**Problem to work on:** Copy each line exactly.

**Exercise input:**
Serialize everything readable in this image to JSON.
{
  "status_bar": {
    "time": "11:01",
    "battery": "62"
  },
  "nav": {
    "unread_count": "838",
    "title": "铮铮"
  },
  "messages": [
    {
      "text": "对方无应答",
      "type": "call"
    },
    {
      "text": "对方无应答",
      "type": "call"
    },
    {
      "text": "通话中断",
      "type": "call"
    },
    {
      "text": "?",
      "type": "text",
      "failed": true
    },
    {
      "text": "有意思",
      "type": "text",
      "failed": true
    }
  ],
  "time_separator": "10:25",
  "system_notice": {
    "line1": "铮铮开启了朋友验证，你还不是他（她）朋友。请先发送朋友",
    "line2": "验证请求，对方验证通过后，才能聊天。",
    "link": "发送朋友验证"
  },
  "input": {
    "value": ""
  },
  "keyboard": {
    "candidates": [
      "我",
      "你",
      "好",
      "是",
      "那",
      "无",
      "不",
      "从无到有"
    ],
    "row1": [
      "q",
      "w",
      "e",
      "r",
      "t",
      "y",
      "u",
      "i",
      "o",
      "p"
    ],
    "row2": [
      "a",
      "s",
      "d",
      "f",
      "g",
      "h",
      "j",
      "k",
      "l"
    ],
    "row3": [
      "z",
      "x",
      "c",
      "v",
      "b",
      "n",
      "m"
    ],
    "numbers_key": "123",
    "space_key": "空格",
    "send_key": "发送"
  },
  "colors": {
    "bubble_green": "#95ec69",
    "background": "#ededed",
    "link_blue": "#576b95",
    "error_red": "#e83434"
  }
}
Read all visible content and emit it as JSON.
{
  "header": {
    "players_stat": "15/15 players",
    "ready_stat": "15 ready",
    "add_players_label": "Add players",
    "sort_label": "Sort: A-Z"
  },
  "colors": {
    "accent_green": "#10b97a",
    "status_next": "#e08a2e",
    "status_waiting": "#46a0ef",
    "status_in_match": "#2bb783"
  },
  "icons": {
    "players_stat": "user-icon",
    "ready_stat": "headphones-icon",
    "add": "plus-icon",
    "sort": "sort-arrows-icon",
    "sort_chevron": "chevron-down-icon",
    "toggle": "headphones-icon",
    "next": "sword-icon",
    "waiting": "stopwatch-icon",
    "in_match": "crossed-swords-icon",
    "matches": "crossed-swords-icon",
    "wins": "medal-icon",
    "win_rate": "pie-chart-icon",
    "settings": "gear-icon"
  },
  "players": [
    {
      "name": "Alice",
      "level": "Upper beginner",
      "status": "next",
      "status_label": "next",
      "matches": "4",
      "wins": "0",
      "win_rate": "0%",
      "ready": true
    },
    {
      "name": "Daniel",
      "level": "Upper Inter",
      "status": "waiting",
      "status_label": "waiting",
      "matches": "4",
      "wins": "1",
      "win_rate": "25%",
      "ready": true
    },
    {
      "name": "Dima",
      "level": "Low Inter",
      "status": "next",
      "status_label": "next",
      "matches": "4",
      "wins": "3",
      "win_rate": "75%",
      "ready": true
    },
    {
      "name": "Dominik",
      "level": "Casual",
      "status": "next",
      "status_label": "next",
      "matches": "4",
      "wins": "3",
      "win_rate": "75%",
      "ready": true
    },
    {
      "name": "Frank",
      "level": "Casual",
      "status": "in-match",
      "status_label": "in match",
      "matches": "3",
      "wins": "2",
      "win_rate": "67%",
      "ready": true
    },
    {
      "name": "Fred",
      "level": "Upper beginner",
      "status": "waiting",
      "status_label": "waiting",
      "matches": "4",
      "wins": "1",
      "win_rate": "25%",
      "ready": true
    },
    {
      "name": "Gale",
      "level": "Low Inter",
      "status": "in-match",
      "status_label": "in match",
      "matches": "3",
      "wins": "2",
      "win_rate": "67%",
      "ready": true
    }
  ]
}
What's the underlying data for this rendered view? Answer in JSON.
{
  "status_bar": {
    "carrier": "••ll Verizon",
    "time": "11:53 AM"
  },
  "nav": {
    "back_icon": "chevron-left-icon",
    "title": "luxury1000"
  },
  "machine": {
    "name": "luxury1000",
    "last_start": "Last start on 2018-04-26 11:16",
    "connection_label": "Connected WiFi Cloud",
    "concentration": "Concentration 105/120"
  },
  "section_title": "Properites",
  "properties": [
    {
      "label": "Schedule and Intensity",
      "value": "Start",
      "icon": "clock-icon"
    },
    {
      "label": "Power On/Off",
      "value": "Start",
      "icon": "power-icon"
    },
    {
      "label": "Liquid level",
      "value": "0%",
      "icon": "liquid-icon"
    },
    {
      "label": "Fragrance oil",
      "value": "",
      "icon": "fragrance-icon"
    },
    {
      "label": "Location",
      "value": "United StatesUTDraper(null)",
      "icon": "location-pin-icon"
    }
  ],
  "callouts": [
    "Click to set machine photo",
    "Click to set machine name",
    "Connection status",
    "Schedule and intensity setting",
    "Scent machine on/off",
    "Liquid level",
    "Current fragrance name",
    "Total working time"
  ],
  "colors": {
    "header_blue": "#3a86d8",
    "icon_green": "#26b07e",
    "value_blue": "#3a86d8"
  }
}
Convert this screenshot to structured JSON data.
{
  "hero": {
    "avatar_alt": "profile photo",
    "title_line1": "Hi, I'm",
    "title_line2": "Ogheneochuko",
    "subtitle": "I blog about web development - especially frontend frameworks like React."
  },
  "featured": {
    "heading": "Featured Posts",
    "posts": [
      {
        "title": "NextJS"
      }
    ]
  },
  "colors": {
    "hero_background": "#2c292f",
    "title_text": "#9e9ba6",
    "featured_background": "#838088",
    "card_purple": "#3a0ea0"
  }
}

**Response:**
Serialize everything readable in this image to JSON.
{
  "status_bar": {
    "time": "11:01",
    "battery": "62"
  },
  "nav": {
    "unread_count": "838",
    "title": "铮铮"
  },
  "messages": [
    {
      "text": "对方无应答",
      "type": "call"
    },
    {
      "text": "对方无应答",
      "type": "call"
    },
    {
      "text": "通话中断",
      "type": "call"
    },
    {
      "text": "?",
      "type": "text",
      "failed": true
    },
    {
      "text": "有意思",
      "type": "text",
      "failed": true
    }
  ],
  "time_separator": "10:25",
  "system_notice": {
    "line1": "铮铮开启了朋友验证，你还不是他（她）朋友。请先发送朋友",
    "line2": "验证请求，对方验证通过后，才能聊天。",
    "link": "发送朋友验证"
  },
  "input": {
    "value": ""
  },
  "keyboard": {
    "candidates": [
      "我",
      "你",
      "好",
      "是",
      "那",
      "无",
      "不",
      "从无到有"
    ],
    "row1": [
      "q",
      "w",
      "e",
      "r",
      "t",
      "y",
      "u",
      "i",
      "o",
      "p"
    ],
    "row2": [
      "a",
      "s",
      "d",
      "f",
      "g",
      "h",
      "j",
      "k",
      "l"
    ],
    "row3": [
      "z",
      "x",
      "c",
      "v",
      "b",
      "n",
      "m"
    ],
    "numbers_key": "123",
    "space_key": "空格",
    "send_key": "发送"
  },
  "colors": {
    "bubble_green": "#95ec69",
    "background": "#ededed",
    "link_blue": "#576b95",
    "error_red": "#e83434"
  }
}
Read all visible content and emit it as JSON.
{
  "header": {
    "players_stat": "15/15 players",
    "ready_stat": "15 ready",
    "add_players_label": "Add players",
    "sort_label": "Sort: A-Z"
  },
  "colors": {
    "accent_green": "#10b97a",
    "status_next": "#e08a2e",
    "status_waiting": "#46a0ef",
    "status_in_match": "#2bb783"
  },
  "icons": {
    "players_stat": "user-icon",
    "ready_stat": "headphones-icon",
    "add": "plus-icon",
    "sort": "sort-arrows-icon",
    "sort_chevron": "chevron-down-icon",
    "toggle": "headphones-icon",
    "next": "sword-icon",
    "waiting": "stopwatch-icon",
    "in_match": "crossed-swords-icon",
    "matches": "crossed-swords-icon",
    "wins": "medal-icon",
    "win_rate": "pie-chart-icon",
    "settings": "gear-icon"
  },
  "players": [
    {
      "name": "Alice",
      "level": "Upper beginner",
      "status": "next",
      "status_label": "next",
      "matches": "4",
      "wins": "0",
      "win_rate": "0%",
      "ready": true
    },
    {
      "name": "Daniel",
      "level": "Upper Inter",
      "status": "waiting",
      "status_label": "waiting",
      "matches": "4",
      "wins": "1",
      "win_rate": "25%",
      "ready": true
    },
    {
      "name": "Dima",
      "level": "Low Inter",
      "status": "next",
      "status_label": "next",
      "matches": "4",
      "wins": "3",
      "win_rate": "75%",
      "ready": true
    },
    {
      "name": "Dominik",
      "level": "Casual",
      "status": "next",
      "status_label": "next",
      "matches": "4",
      "wins": "3",
      "win_rate": "75%",
      "ready": true
    },
    {
      "name": "Frank",
      "level": "Casual",
      "status": "in-match",
      "status_label": "in match",
      "matches": "3",
      "wins": "2",
      "win_rate": "67%",
      "ready": true
    },
    {
      "name": "Fred",
      "level": "Upper beginner",
      "status": "waiting",
      "status_label": "waiting",
      "matches": "4",
      "wins": "1",
      "win_rate": "25%",
      "ready": true
    },
    {
      "name": "Gale",
      "level": "Low Inter",
      "status": "in-match",
      "status_label": "in match",
      "matches": "3",
      "wins": "2",
      "win_rate": "67%",
      "ready": true
    }
  ]
}
What's the underlying data for this rendered view? Answer in JSON.
{
  "status_bar": {
    "carrier": "••ll Verizon",
    "time": "11:53 AM"
  },
  "nav": {
    "back_icon": "chevron-left-icon",
    "title": "luxury1000"
  },
  "machine": {
    "name": "luxury1000",
    "last_start": "Last start on 2018-04-26 11:16",
    "connection_label": "Connected WiFi Cloud",
    "concentration": "Concentration 105/120"
  },
  "section_title": "Properites",
  "properties": [
    {
      "label": "Schedule and Intensity",
      "value": "Start",
      "icon": "clock-icon"
    },
    {
      "label": "Power On/Off",
      "value": "Start",
      "icon": "power-icon"
    },
    {
      "label": "Liquid level",
      "value": "0%",
      "icon": "liquid-icon"
    },
    {
      "label": "Fragrance oil",
      "value": "",
      "icon": "fragrance-icon"
    },
    {
      "label": "Location",
      "value": "United StatesUTDraper(null)",
      "icon": "location-pin-icon"
    }
  ],
  "callouts": [
    "Click to set machine photo",
    "Click to set machine name",
    "Connection status",
    "Schedule and intensity setting",
    "Scent machine on/off",
    "Liquid level",
    "Current fragrance name",
    "Total working time"
  ],
  "colors": {
    "header_blue": "#3a86d8",
    "icon_green": "#26b07e",
    "value_blue": "#3a86d8"
  }
}
Convert this screenshot to structured JSON data.
{
  "hero": {
    "avatar_alt": "profile photo",
    "title_line1": "Hi, I'm",
    "title_line2": "Ogheneochuko",
    "subtitle": "I blog about web development - especially frontend frameworks like React."
  },
  "featured": {
    "heading": "Featured Posts",
    "posts": [
      {
        "title": "NextJS"
      }
    ]
  },
  "colors": {
    "hero_background": "#2c292f",
    "title_text": "#9e9ba6",
    "featured_background": "#838088",
    "card_purple": "#3a0ea0"
  }
}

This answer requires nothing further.